[Extracts from a graphics dataset]
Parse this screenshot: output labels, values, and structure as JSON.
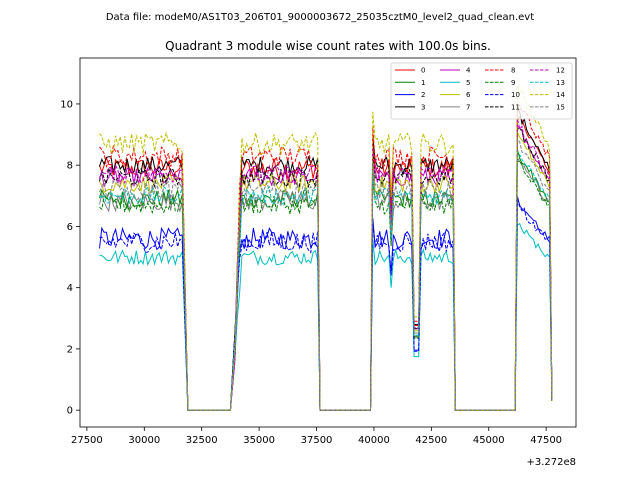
{
  "chart_data": {
    "type": "line",
    "suptitle": "Data file: modeM0/AS1T03_206T01_9000003672_25035cztM0_level2_quad_clean.evt",
    "title": "Quadrant 3 module wise count rates with 100.0s bins.",
    "xlabel": "",
    "ylabel": "",
    "x_offset_label": "+3.272e8",
    "xlim": [
      27200,
      48800
    ],
    "ylim": [
      -0.55,
      11.5
    ],
    "xticks": [
      27500,
      30000,
      32500,
      35000,
      37500,
      40000,
      42500,
      45000,
      47500
    ],
    "yticks": [
      0,
      2,
      4,
      6,
      8,
      10
    ],
    "legend_position": "top-right",
    "segments": [
      {
        "start": 28050,
        "end": 31650
      },
      {
        "start": 33950,
        "end": 37550
      },
      {
        "start": 39950,
        "end": 43450
      },
      {
        "start": 46250,
        "end": 47750
      }
    ],
    "gaps": [
      {
        "start": 31650,
        "end": 33950,
        "low_start": 31900,
        "low_end": 33750
      },
      {
        "start": 37550,
        "end": 39950,
        "low_start": 37650,
        "low_end": 39850
      },
      {
        "start": 43450,
        "end": 46250,
        "low_start": 43550,
        "low_end": 46150
      }
    ],
    "series": [
      {
        "name": "0",
        "color": "#ff0000",
        "dash": "solid",
        "level": 7.9,
        "noise": 0.35
      },
      {
        "name": "1",
        "color": "#008000",
        "dash": "solid",
        "level": 6.9,
        "noise": 0.3
      },
      {
        "name": "2",
        "color": "#0000ff",
        "dash": "solid",
        "level": 5.6,
        "noise": 0.35
      },
      {
        "name": "3",
        "color": "#000000",
        "dash": "solid",
        "level": 8.0,
        "noise": 0.3
      },
      {
        "name": "4",
        "color": "#bf00bf",
        "dash": "solid",
        "level": 7.6,
        "noise": 0.3
      },
      {
        "name": "5",
        "color": "#00bfbf",
        "dash": "solid",
        "level": 5.0,
        "noise": 0.25
      },
      {
        "name": "6",
        "color": "#bfbf00",
        "dash": "solid",
        "level": 7.4,
        "noise": 0.3
      },
      {
        "name": "7",
        "color": "#808080",
        "dash": "solid",
        "level": 6.8,
        "noise": 0.3
      },
      {
        "name": "8",
        "color": "#ff0000",
        "dash": "dashed",
        "level": 8.3,
        "noise": 0.35
      },
      {
        "name": "9",
        "color": "#008000",
        "dash": "dashed",
        "level": 6.7,
        "noise": 0.3
      },
      {
        "name": "10",
        "color": "#0000ff",
        "dash": "dashed",
        "level": 5.5,
        "noise": 0.35
      },
      {
        "name": "11",
        "color": "#000000",
        "dash": "dashed",
        "level": 7.6,
        "noise": 0.3
      },
      {
        "name": "12",
        "color": "#bf00bf",
        "dash": "dashed",
        "level": 7.7,
        "noise": 0.3
      },
      {
        "name": "13",
        "color": "#00bfbf",
        "dash": "dashed",
        "level": 7.0,
        "noise": 0.3
      },
      {
        "name": "14",
        "color": "#bfbf00",
        "dash": "dashed",
        "level": 8.7,
        "noise": 0.35
      },
      {
        "name": "15",
        "color": "#808080",
        "dash": "dashed",
        "level": 7.2,
        "noise": 0.3
      }
    ]
  }
}
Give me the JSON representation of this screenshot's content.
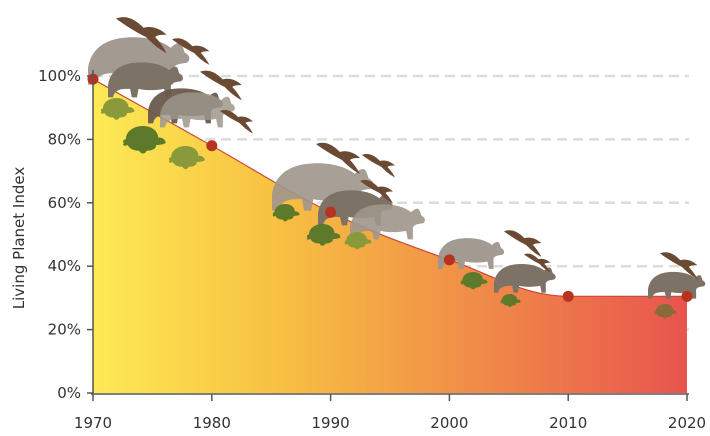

§ **REQUIRED WORK**
Select and copy every line from the records that includes the word "this".

§ **ANSWER**
Parse this screenshot: output labels, values, and structure as JSON.
Give me the JSON representation of this screenshot's content.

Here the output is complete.